* Exercise goal *
Locate all lines with the word "redis". Copy them.

○ ○ ○ ○ ○ ○ ○

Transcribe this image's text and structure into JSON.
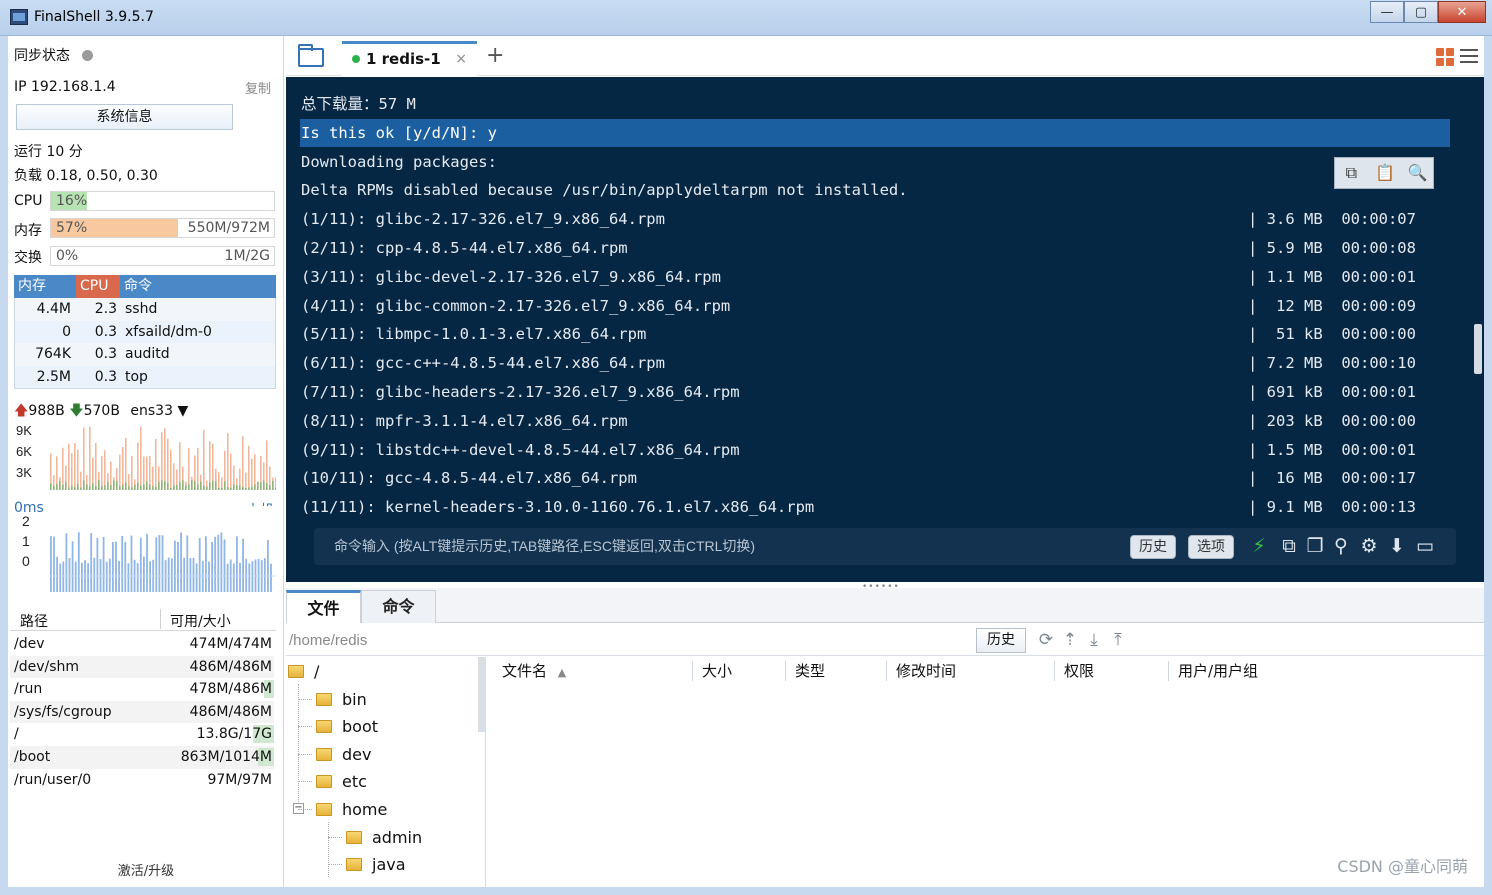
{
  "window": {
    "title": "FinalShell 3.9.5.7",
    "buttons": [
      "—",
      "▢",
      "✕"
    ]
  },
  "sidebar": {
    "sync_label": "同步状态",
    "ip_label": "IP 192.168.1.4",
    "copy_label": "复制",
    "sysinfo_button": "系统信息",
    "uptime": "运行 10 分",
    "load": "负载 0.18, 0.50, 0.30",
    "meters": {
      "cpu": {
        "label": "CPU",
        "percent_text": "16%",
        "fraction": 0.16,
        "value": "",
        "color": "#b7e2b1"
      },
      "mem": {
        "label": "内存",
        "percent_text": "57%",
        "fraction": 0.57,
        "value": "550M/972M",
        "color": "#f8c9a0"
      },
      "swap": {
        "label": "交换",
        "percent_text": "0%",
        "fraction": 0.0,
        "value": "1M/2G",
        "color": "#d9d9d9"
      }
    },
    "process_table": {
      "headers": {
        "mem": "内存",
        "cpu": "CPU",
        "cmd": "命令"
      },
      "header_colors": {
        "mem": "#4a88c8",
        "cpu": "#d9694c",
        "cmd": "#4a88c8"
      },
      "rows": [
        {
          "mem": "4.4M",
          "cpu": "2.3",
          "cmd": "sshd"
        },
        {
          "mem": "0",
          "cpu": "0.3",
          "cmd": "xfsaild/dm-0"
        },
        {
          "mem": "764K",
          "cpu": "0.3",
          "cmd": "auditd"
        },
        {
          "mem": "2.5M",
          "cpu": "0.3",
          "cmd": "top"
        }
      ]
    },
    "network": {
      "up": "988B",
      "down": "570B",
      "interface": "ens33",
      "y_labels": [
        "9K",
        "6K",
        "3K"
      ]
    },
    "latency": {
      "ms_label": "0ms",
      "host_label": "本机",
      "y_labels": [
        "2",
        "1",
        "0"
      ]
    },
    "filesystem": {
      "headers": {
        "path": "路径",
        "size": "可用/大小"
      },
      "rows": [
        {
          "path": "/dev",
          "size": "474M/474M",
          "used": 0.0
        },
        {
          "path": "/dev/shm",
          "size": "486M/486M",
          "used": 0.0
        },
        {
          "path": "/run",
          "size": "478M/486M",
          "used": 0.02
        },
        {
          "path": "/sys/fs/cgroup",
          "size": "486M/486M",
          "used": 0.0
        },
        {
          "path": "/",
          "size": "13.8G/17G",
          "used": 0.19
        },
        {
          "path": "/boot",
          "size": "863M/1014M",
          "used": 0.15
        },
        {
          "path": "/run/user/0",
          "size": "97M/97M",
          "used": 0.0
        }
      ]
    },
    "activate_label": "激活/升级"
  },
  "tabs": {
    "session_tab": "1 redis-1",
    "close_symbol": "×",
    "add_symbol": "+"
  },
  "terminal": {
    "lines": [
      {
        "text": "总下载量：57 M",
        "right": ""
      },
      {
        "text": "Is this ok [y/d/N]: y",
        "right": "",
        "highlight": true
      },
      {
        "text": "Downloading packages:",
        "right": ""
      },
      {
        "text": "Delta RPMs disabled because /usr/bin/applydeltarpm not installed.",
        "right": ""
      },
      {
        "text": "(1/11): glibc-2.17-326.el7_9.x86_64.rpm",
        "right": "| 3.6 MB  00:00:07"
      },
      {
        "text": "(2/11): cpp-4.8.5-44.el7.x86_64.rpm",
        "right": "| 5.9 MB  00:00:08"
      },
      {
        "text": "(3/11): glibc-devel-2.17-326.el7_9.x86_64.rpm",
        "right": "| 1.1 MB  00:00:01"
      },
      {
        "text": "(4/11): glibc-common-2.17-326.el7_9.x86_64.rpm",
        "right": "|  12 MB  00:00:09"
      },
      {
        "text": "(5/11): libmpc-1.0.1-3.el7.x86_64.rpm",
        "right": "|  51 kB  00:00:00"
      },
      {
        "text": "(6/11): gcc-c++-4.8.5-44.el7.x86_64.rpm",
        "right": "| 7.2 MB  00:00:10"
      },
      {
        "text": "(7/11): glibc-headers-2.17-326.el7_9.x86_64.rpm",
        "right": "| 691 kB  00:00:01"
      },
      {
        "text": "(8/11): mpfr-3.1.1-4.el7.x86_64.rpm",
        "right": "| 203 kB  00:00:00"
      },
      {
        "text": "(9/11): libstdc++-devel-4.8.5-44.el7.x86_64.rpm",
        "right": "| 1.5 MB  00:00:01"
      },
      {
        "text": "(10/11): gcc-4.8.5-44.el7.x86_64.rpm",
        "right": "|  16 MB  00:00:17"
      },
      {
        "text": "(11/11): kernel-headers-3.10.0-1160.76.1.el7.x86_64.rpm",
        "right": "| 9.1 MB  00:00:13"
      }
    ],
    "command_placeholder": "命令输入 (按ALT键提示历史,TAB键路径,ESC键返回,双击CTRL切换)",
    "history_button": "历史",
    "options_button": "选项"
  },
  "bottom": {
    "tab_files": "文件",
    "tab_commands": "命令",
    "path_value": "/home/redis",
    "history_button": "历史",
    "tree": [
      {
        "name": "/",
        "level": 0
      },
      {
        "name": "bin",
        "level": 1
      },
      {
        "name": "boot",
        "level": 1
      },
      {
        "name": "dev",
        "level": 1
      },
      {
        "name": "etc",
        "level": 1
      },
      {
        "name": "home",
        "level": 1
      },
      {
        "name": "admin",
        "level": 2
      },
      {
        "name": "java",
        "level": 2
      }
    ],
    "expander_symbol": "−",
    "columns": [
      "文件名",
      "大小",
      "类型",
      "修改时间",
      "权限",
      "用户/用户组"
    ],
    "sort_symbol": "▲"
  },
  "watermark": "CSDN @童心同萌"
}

○ ○ ○ ○ ○ ○ ○

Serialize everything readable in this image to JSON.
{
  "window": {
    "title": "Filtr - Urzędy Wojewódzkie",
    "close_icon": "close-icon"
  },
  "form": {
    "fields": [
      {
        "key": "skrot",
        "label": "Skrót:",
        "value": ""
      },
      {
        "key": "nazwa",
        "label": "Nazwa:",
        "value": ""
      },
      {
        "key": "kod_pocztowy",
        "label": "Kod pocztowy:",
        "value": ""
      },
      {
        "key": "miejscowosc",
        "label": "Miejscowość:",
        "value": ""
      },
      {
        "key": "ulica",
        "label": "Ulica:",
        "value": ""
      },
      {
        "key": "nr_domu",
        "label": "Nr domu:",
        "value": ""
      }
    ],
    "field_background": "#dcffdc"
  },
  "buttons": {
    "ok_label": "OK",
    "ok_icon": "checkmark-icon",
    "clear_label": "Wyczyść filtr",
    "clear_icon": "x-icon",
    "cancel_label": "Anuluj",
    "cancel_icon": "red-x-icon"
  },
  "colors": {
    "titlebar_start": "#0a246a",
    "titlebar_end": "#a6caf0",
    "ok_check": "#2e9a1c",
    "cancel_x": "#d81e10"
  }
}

○ ○ ○ ○ ○ ○ ○

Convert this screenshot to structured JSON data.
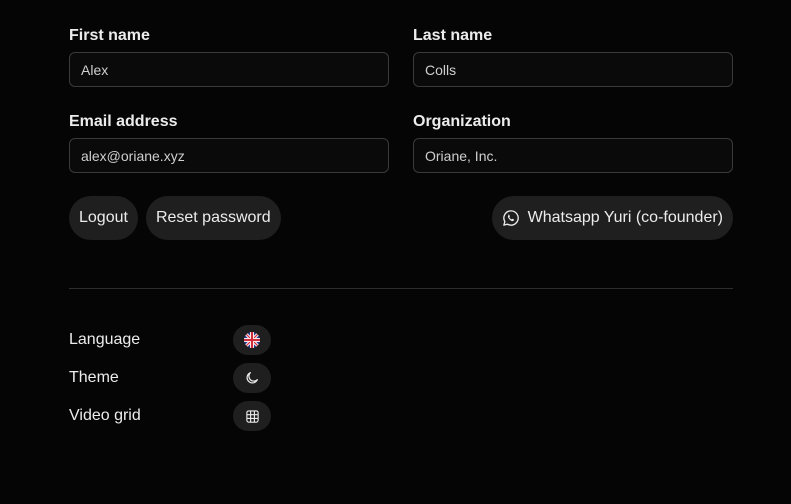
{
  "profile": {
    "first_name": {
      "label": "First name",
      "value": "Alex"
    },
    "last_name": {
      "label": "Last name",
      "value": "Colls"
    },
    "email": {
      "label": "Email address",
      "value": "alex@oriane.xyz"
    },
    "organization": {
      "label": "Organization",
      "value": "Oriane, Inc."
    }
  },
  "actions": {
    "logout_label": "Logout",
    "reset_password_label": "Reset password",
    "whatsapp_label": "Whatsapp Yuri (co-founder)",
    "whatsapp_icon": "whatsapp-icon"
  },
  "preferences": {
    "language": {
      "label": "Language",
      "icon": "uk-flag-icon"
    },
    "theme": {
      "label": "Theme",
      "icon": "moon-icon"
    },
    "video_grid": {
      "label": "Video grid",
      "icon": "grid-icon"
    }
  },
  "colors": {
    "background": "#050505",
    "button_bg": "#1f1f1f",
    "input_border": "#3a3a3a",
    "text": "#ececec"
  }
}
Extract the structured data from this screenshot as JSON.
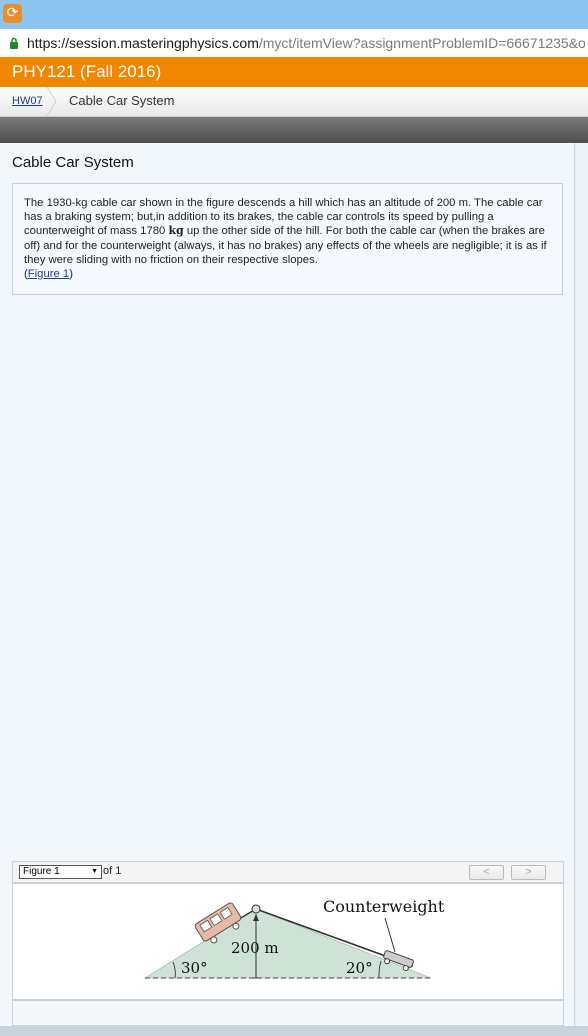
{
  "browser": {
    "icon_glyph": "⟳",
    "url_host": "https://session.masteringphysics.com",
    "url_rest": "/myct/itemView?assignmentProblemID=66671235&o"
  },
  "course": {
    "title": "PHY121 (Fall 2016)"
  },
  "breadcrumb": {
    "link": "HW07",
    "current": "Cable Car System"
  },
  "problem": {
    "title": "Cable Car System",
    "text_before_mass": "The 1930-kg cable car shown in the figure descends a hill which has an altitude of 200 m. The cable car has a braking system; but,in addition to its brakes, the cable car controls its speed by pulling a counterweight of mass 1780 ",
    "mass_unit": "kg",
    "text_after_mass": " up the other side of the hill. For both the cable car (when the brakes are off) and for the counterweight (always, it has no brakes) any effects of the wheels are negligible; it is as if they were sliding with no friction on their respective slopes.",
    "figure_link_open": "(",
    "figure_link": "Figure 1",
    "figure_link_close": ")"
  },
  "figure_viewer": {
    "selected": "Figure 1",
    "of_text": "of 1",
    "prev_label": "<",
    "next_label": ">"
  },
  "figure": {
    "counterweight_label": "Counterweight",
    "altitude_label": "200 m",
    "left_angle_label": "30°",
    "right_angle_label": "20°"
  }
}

○ ○ ○ ○ ○ ○ ○

* Reply to the task *
    "session_tab": "1 redis-1",
    "path_value": "/home/redis",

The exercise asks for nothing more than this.